- _WHAT TO PRODUCE_
Single out the lines of the material that contain "принимаемых" and copy them.

(Extracted data entries)
>>>>
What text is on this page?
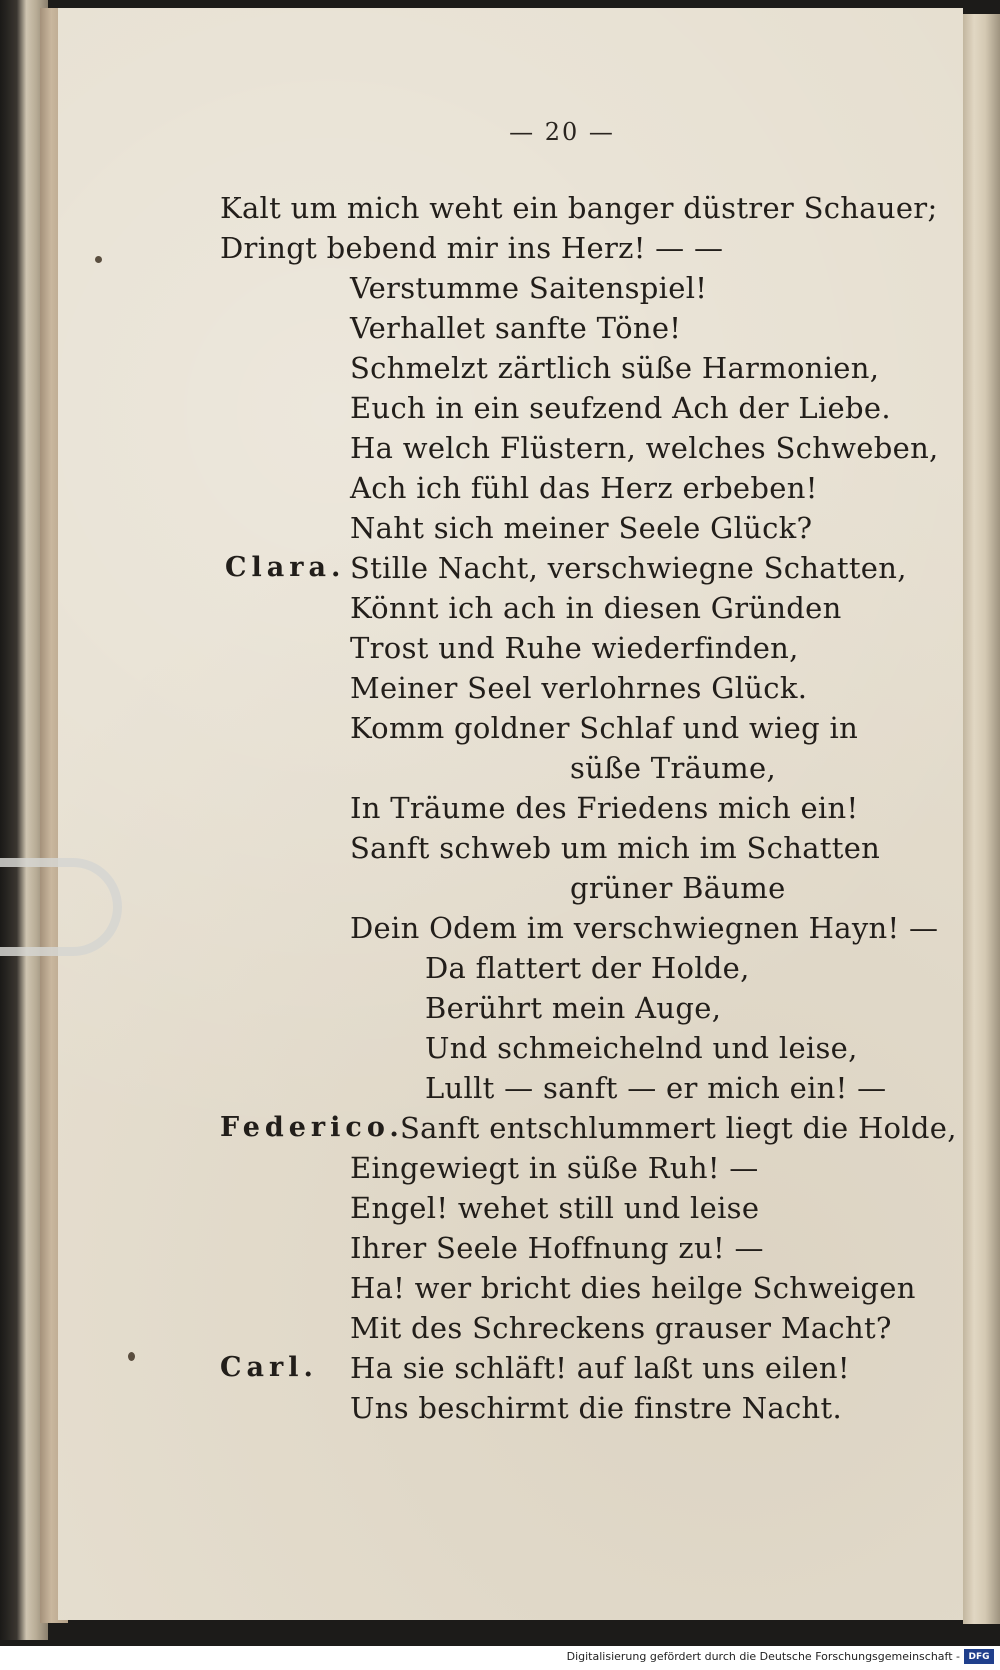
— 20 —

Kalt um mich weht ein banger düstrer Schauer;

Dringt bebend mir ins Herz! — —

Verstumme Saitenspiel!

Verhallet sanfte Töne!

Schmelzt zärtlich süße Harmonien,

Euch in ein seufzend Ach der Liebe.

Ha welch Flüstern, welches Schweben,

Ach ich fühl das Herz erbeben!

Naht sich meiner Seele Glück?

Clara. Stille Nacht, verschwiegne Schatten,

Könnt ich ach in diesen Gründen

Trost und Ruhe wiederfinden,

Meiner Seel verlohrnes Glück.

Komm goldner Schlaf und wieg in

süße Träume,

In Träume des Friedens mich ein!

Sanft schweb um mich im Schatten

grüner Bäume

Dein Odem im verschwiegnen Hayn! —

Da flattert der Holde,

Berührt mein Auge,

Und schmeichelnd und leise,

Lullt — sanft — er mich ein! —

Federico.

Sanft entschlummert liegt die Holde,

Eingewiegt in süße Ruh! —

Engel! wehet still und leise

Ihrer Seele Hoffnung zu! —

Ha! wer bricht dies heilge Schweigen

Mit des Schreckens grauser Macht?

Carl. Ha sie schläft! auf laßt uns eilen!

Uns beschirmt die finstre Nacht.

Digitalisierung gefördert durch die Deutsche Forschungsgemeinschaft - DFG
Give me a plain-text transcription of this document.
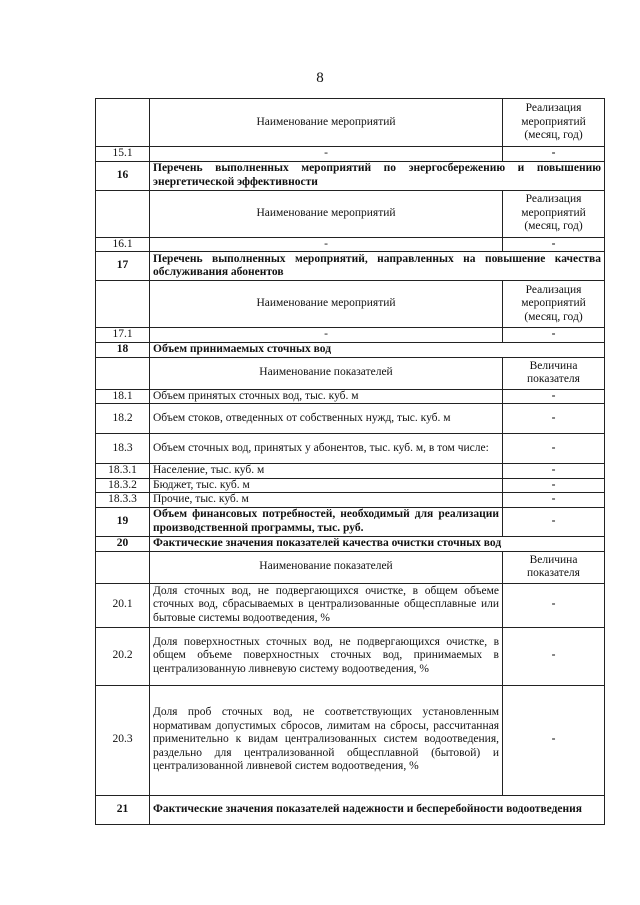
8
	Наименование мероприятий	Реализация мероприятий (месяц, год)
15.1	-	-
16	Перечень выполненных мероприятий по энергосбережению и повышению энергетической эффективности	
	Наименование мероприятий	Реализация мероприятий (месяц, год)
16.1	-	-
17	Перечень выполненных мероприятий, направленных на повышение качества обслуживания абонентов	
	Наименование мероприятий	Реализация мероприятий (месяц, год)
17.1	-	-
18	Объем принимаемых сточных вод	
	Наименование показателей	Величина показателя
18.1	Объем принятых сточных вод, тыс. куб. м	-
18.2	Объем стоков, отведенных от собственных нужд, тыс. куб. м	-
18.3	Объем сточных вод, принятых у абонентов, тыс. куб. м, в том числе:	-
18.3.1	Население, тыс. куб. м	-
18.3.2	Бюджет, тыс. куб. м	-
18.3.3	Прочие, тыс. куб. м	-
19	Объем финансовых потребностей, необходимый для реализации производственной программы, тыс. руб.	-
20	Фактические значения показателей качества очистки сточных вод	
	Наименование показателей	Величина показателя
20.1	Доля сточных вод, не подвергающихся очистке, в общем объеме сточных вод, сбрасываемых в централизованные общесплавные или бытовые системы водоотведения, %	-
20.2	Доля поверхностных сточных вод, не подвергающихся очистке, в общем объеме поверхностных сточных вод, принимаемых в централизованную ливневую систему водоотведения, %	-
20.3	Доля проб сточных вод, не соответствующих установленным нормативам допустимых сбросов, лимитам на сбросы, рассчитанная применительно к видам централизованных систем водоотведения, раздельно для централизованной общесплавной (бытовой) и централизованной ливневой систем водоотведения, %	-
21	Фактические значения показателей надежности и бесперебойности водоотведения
<<<<
- _OUTPUT FOR THIS TASK_
18	Объем принимаемых сточных вод	
20.2	Доля поверхностных сточных вод, не подвергающихся очистке, в общем объеме поверхностных сточных вод, принимаемых в централизованную ливневую систему водоотведения, %	-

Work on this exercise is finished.